Problems to solve
a) Answer these questions from the page extract on The Last American:
(i) Who discovers the lost city of Noo-Yok?
(ii) What does the review say wrecked America and Western civilization in the book?
(iii) What does the doctor's serum do in the "Living Dead" sequel the commenter recalls?
b) From the page extract on The Last American, list everything the commenter claims not to do, to do rarely, or never to have done.
c) Carry on the page extract on The Last American from the point where it stops.

The Last American. J.A. Mitchell (1889). Some Persian explorers discover the lost city of Noo-Yok in America. Amazing to me how the cheesy conventions of the end of the world story are already here at this early stage: we even get a look at the crumbled Statue of Liberty. America and Western civilization is wrecked and mangled. What happened? The answer is something that would never occur to a 21st Century person: a weakening of the immune system that left us vulnerable to punishing winters. I guess the 19th Century was more rural than we thought. Thankfully, this book is short and its prejudices are innocent unlike the ultra-vile racist fascist Jean Respail's "Camp of the Saints," which has neither of those two virtues.


David said...

I don't listen to pop music, I don't have cable and I rarely go to movies, so I almost never know what people are talking about. To top it off I regularly visit your site despite having only a rudimentary familiarity with written SF and having never played an RPG in my life. I must be a glutton for punishment.

I agree with you about zombies, though; what kind of a nihilist would you have to be to enjoy that stuff? I remember watching a "Living Dead" sequel in the 80s where some doctor comes up with a serum that brings people back from the dead, only as brain-eating zombies, which makes the experiment a failure. So he cremates the bodies and figures that's the end of that, except that the cloud of chemical-laden smoke from the crematorium spreads over the whole town and a downpour soaks the chemicals into the ground, so every corpse buried therein gets up and starts making trouble.

Dataset entries
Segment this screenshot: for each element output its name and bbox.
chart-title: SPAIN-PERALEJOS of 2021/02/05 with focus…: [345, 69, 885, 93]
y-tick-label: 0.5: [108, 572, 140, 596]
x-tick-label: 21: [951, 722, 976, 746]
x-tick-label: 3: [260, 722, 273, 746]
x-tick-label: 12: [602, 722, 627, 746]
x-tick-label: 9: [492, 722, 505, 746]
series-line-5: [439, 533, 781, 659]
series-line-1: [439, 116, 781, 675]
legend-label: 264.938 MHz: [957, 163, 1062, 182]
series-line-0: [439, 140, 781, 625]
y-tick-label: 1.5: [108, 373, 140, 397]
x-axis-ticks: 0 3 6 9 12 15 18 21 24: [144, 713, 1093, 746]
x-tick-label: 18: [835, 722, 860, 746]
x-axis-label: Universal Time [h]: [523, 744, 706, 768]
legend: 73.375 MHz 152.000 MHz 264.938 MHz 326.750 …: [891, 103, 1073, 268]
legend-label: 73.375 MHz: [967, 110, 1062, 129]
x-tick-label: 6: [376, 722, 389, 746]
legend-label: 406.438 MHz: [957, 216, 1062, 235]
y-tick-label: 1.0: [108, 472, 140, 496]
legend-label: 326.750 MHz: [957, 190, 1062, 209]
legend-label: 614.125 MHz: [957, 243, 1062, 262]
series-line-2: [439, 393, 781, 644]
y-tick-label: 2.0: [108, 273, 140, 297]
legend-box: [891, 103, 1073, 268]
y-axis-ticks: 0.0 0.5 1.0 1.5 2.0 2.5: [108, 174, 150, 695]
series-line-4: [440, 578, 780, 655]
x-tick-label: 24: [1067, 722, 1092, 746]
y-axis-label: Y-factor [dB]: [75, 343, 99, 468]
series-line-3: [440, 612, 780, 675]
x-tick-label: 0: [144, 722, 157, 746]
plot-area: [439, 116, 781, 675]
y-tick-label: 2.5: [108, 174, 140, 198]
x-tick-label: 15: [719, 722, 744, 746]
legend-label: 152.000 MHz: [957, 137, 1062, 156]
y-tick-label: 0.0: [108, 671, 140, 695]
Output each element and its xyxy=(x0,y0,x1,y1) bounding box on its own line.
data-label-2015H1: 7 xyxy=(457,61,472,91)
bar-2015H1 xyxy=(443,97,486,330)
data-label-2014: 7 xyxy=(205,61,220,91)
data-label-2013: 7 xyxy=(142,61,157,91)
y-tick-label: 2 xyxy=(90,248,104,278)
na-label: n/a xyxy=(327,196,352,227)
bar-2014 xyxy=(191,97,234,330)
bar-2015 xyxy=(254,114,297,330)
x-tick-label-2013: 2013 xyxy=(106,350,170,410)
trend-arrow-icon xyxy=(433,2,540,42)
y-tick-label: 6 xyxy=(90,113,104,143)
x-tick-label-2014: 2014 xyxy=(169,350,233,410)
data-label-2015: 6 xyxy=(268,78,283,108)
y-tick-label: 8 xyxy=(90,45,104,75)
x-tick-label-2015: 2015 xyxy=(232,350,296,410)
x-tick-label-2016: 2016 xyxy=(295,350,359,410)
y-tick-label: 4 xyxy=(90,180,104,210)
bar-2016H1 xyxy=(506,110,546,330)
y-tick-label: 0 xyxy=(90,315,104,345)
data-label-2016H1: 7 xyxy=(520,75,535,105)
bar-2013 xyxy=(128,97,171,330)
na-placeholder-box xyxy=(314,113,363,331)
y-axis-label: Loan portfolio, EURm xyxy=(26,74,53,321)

Responses
a)
(i) Some Persian explorers.
(ii) A weakening of the immune system that left people vulnerable to punishing winters.
(iii) It brings people back from the dead, but only as brain-eating zombies.

b)
- Listen to pop music
- Have cable
- Go to movies (rarely)
- Play an RPG (never)

c)
About halfway through the movie, I realized it was hopeless. Vampires get the stake, werewolves the silver bullet, but how exactly do you defeat *everyone who ever freaking DIED?* There are rules to good horror, and one is that no matter how many people die and how much bad stuff happens, there's always hope. Without it, there's no point in watching unless you just get off on despair, so I quit watching(incidentally, this is also why I gave up on 'Space Invaders' matter how high your score, in the end you're always killed, period).

I do play video games, but oddly "Mario Kart" seems not to have had a major impact on popular culture. Maybe I'll gain some street cred when I finish "Lego Indiana Jones."

Eduardo M. said...

Have you ever gotten the Blue turtle shell? People respect you if you pick up the blue shell.

Julian Perez said...

Dave - I find there's a certain category of movies I have that I loved very much but I have no desire to see more than once. Grave of the Fireflies, the ultimate downer movie, would be one. As much as I love the Dark Knight, I have no desire to own it.

Jeez, imagine coming home from work, microwaving some leftovers, and watching John Carpenter's "At the Mouth of Madness."

As you're a Dad I think everyone can give you some slack for non-participation in pop culture. I can sympathize as I don't own cable or a TV (though I seldom volunteer this information because I don't want to be that asshole who always brags about not owning a TV).

This isn't as big of a problem as you'd think. Everyone I know's talking about Game of Thrones, and I've read the books! Best of all, the next thing HBO's adapting is that Neil Gaiman thing with Odin and Anansi, and I've read the book there too. So I doubt I'll be out of the loop anytime soon.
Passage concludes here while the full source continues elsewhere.